> Exercise:
Select the lines of the records containing the word "offset" and list them.

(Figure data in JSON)
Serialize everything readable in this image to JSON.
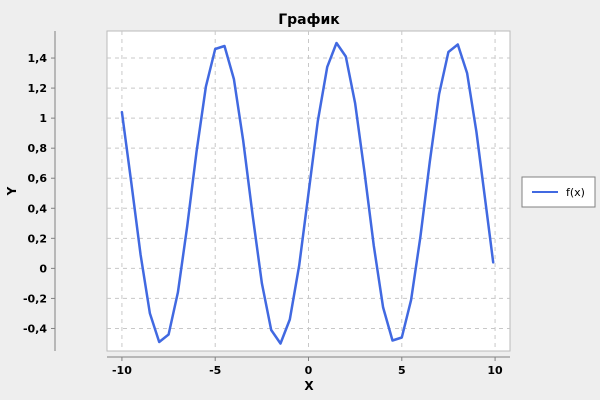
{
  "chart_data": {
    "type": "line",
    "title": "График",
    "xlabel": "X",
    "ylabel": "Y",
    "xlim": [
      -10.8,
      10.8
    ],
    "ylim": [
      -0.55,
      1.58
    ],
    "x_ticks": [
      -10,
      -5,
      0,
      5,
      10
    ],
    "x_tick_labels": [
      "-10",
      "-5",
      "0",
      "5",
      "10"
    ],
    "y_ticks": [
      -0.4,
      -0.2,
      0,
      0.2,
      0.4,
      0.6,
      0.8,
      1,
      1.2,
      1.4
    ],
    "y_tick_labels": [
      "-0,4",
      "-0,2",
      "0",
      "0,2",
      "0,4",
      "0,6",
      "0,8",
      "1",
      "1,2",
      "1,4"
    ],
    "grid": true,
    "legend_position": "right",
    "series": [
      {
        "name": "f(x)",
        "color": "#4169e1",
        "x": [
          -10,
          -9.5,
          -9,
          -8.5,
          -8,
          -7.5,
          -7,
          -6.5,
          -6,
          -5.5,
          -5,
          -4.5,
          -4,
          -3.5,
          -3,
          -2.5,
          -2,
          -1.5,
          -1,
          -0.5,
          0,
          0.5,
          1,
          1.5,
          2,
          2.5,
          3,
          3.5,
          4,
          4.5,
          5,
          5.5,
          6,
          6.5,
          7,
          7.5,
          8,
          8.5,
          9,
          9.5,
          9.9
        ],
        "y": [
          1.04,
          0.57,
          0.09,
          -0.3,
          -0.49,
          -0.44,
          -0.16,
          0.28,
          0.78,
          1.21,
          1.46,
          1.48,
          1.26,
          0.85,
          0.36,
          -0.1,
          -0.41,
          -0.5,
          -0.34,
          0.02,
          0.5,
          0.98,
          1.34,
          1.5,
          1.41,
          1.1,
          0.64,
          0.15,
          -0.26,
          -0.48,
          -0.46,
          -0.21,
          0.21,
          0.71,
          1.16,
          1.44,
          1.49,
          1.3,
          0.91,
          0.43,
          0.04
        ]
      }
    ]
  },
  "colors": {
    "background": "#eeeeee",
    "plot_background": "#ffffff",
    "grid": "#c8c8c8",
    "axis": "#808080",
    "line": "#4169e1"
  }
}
...
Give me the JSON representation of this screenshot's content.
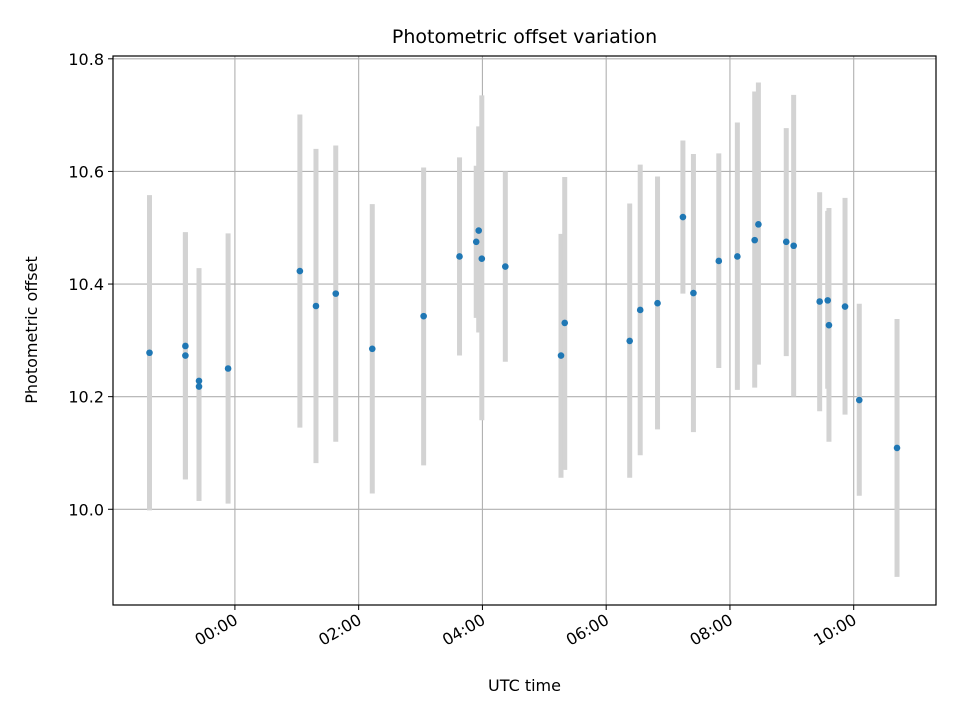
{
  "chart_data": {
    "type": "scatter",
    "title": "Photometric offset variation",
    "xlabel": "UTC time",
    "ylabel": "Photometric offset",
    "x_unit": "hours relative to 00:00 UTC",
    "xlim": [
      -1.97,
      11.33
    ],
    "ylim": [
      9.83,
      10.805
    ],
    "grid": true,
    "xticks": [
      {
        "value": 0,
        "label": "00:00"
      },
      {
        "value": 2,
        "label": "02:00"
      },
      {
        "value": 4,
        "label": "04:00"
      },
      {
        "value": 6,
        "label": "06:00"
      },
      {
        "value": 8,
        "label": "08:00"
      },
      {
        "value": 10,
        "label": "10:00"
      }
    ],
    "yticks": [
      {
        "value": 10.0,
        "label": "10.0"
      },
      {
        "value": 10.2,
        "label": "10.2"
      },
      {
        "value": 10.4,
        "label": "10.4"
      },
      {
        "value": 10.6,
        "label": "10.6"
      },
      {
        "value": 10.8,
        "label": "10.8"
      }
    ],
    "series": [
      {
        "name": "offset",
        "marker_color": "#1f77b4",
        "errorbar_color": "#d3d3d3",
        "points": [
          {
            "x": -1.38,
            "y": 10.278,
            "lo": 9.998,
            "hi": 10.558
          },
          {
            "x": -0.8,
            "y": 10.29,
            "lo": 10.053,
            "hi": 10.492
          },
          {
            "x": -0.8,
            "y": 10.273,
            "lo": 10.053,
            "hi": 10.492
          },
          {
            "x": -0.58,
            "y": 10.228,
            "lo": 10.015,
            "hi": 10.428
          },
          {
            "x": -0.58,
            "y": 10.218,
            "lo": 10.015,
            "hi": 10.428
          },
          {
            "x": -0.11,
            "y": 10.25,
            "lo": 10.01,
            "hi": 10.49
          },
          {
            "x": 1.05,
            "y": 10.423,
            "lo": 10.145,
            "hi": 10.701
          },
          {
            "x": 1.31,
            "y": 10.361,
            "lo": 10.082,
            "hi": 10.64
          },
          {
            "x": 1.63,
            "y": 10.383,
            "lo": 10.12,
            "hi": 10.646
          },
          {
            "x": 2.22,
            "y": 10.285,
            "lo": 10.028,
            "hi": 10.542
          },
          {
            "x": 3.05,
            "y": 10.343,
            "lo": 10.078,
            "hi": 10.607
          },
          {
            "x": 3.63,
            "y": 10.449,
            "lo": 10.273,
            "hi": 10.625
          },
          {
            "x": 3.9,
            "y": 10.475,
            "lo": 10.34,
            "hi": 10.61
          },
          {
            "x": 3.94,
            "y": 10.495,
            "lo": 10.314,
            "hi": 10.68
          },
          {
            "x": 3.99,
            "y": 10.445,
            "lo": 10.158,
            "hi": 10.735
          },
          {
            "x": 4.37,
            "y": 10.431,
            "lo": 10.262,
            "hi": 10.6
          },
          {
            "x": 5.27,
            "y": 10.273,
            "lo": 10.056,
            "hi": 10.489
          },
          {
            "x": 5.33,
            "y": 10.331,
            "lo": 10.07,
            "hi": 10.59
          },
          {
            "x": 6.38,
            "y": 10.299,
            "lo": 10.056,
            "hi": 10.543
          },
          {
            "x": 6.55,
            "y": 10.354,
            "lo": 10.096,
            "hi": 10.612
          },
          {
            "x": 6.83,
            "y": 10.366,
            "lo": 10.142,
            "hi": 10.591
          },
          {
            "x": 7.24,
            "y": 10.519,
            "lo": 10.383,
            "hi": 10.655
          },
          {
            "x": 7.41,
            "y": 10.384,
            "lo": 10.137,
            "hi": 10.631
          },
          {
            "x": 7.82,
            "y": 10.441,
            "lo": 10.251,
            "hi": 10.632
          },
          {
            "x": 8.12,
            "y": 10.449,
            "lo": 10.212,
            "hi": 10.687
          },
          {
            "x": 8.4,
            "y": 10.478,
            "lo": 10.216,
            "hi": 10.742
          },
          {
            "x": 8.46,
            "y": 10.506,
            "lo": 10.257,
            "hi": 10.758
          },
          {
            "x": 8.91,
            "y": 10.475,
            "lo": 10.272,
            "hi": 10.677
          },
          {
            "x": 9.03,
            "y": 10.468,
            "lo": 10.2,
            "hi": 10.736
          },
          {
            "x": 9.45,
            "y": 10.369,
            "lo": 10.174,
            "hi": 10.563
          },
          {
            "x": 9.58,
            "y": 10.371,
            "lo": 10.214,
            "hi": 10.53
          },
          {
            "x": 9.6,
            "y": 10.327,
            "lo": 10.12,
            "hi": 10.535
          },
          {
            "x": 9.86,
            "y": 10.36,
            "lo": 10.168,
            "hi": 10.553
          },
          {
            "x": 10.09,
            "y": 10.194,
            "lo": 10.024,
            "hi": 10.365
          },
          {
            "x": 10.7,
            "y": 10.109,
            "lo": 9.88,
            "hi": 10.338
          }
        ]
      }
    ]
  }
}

> Output:
    "title": "Photometric offset variation",
    "ylabel": "Photometric offset",
        "name": "offset",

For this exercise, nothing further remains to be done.